[Entries shown]
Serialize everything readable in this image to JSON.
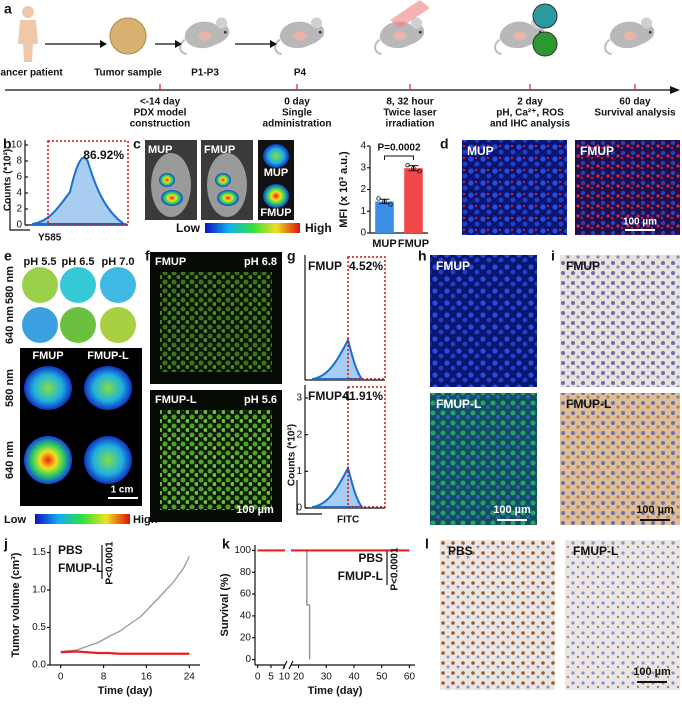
{
  "figure": {
    "panel_labels": [
      "a",
      "b",
      "c",
      "d",
      "e",
      "f",
      "g",
      "h",
      "i",
      "j",
      "k",
      "l"
    ],
    "a": {
      "stages": [
        "Cancer patient",
        "Tumor sample",
        "P1-P3",
        "P4"
      ],
      "timeline": [
        [
          "<-14 day",
          "PDX model",
          "construction"
        ],
        [
          "0 day",
          "Single",
          "administration"
        ],
        [
          "8, 32 hour",
          "Twice laser",
          "irradiation"
        ],
        [
          "2 day",
          "pH, Ca²⁺, ROS",
          "and IHC analysis"
        ],
        [
          "60 day",
          "Survival analysis"
        ]
      ]
    },
    "b": {
      "y_label": "Counts (*10²)",
      "y_ticks": [
        0,
        2,
        4,
        6,
        8,
        10
      ],
      "gate": "86.92%",
      "x_label": "Y585"
    },
    "c": {
      "images": [
        "MUP",
        "FMUP"
      ],
      "insets": [
        "MUP",
        "FMUP"
      ],
      "colorbar": [
        "Low",
        "High"
      ]
    },
    "d": {
      "images": [
        "MUP",
        "FMUP"
      ],
      "scale_bar": "100 µm"
    },
    "e": {
      "columns": [
        "pH 5.5",
        "pH 6.5",
        "pH 7.0"
      ],
      "rows": [
        "580 nm",
        "640 nm"
      ],
      "tumor_columns": [
        "FMUP",
        "FMUP-L"
      ],
      "tumor_rows": [
        "580 nm",
        "640 nm"
      ],
      "scale_bar": "1 cm",
      "colorbar": [
        "Low",
        "High"
      ]
    },
    "f": {
      "images": [
        {
          "label": "FMUP",
          "ph": "pH 6.8"
        },
        {
          "label": "FMUP-L",
          "ph": "pH 5.6"
        }
      ],
      "scale_bar": "100 µm"
    },
    "g": {
      "plots": [
        {
          "label": "FMUP",
          "gate": "4.52%"
        },
        {
          "label": "FMUP-L",
          "gate": "41.91%"
        }
      ],
      "y_label": "Counts (*10²)",
      "y_ticks": [
        0,
        1,
        2,
        3
      ],
      "x_label": "FITC"
    },
    "h": {
      "images": [
        "FMUP",
        "FMUP-L"
      ],
      "scale_bar": "100 µm"
    },
    "i": {
      "images": [
        "FMUP",
        "FMUP-L"
      ],
      "scale_bar": "100 µm"
    },
    "l": {
      "images": [
        "PBS",
        "FMUP-L"
      ],
      "scale_bar": "100 µm"
    }
  },
  "chart_data": [
    {
      "type": "bar",
      "categories": [
        "MUP",
        "FMUP"
      ],
      "values": [
        1.45,
        2.98
      ],
      "errors": [
        0.1,
        0.12
      ],
      "colors": [
        "#3a8ee6",
        "#f04848"
      ],
      "ylabel": "MFI (x 10³ a.u.)",
      "ylim": [
        0,
        4
      ],
      "yticks": [
        0,
        1,
        2,
        3,
        4
      ],
      "annotation": "P=0.0002"
    },
    {
      "type": "line",
      "x": [
        0,
        3,
        5,
        7,
        9,
        11,
        13,
        15,
        17,
        19,
        21,
        23,
        24
      ],
      "xlim": [
        -2,
        26
      ],
      "xticks": [
        0,
        8,
        16,
        24
      ],
      "ylim": [
        0,
        1.6
      ],
      "yticks": [
        {
          "value": 0,
          "label": "0.0"
        },
        0.5,
        {
          "value": 1,
          "label": "1.0"
        },
        1.5
      ],
      "xlabel": "Time (day)",
      "ylabel": "Tumor volume (cm³)",
      "annotation": "P<0.0001",
      "series": [
        {
          "name": "PBS",
          "color": "#999999",
          "values": [
            0.18,
            0.2,
            0.25,
            0.3,
            0.38,
            0.45,
            0.55,
            0.65,
            0.8,
            0.95,
            1.1,
            1.3,
            1.45
          ]
        },
        {
          "name": "FMUP-L",
          "color": "#e82020",
          "values": [
            0.17,
            0.18,
            0.17,
            0.16,
            0.16,
            0.15,
            0.15,
            0.15,
            0.15,
            0.15,
            0.15,
            0.15,
            0.15
          ]
        }
      ]
    },
    {
      "type": "step",
      "xlim": [
        -1,
        62
      ],
      "axis_break": [
        11,
        18
      ],
      "xticks": [
        0,
        5,
        10,
        20,
        30,
        40,
        50,
        60
      ],
      "ylim": [
        -5,
        105
      ],
      "yticks": [
        0,
        20,
        40,
        60,
        80,
        100
      ],
      "xlabel": "Time (day)",
      "ylabel": "Survival (%)",
      "annotation": "P<0.0001",
      "series": [
        {
          "name": "PBS",
          "color": "#999999",
          "x": [
            0,
            23,
            23,
            24,
            24
          ],
          "values": [
            100,
            100,
            50,
            50,
            0
          ]
        },
        {
          "name": "FMUP-L",
          "color": "#e82020",
          "x": [
            0,
            60
          ],
          "values": [
            100,
            100
          ]
        }
      ]
    }
  ]
}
[/Entries shown]
**What you will do:** Your reply should be one number, the count of lines in the data that include the word "analysis".

**Response area:** 2